Dataset records
----------------------------------------

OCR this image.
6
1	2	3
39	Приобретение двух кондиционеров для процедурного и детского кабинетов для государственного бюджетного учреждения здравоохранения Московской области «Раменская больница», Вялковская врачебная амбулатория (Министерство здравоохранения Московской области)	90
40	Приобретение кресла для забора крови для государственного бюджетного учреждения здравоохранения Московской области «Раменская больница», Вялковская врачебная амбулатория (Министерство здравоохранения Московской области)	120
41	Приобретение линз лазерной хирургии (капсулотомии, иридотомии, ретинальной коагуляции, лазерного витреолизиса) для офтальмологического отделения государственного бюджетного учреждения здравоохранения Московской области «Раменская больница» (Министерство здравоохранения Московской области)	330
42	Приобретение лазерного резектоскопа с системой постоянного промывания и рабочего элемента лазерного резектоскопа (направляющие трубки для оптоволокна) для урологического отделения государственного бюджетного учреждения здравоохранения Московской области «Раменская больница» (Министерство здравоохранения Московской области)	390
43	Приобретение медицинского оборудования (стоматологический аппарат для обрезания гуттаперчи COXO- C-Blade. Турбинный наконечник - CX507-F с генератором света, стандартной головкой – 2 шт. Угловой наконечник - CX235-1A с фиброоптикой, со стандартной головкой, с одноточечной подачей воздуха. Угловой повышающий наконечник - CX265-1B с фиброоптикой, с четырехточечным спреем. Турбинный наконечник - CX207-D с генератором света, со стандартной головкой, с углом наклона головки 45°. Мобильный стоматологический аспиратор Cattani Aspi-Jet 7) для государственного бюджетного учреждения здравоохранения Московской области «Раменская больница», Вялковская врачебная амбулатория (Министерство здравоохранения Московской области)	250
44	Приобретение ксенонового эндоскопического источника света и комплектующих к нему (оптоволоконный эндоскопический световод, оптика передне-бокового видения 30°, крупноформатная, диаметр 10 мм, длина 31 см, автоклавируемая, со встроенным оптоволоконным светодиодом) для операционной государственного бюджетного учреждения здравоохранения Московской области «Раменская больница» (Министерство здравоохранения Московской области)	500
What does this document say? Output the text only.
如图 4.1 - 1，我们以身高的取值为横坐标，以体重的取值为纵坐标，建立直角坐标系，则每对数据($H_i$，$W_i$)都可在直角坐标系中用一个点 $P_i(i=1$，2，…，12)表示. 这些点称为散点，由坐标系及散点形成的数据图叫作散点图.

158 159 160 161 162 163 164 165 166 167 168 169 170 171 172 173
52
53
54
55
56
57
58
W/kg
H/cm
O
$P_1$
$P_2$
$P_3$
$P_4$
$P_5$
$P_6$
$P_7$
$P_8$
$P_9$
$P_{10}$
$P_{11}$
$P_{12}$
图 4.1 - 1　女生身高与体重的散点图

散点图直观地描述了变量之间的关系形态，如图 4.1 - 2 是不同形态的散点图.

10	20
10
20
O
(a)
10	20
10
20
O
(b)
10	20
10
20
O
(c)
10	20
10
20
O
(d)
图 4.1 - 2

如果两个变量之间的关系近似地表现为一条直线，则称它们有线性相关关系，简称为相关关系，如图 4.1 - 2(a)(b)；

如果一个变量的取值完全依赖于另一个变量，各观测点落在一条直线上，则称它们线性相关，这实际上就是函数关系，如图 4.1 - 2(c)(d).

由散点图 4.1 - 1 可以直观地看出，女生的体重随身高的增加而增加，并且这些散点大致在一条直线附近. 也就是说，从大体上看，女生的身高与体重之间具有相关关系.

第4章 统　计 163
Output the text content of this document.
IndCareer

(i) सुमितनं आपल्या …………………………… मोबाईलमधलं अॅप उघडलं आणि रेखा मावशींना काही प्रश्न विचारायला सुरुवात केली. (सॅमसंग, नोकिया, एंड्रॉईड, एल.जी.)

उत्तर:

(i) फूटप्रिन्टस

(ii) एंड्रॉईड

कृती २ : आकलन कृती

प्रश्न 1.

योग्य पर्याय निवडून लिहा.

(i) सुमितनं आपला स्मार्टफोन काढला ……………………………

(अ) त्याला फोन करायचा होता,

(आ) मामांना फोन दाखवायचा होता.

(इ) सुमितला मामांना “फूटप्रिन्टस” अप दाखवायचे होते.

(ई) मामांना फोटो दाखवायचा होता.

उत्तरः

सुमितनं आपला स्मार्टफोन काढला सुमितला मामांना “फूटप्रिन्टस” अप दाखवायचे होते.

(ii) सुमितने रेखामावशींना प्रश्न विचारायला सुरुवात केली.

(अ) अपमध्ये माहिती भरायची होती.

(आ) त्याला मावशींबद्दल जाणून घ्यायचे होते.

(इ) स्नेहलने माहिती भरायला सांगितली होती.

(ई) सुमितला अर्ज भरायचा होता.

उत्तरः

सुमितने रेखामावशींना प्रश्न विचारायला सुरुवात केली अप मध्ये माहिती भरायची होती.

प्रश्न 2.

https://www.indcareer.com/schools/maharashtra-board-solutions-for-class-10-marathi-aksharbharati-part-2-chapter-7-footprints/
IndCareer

----------------------------------------

-- What the task asks --
Tally how many lines of the material contain the word "this". The answer must be the number and nothing else.

-- Expected output --
3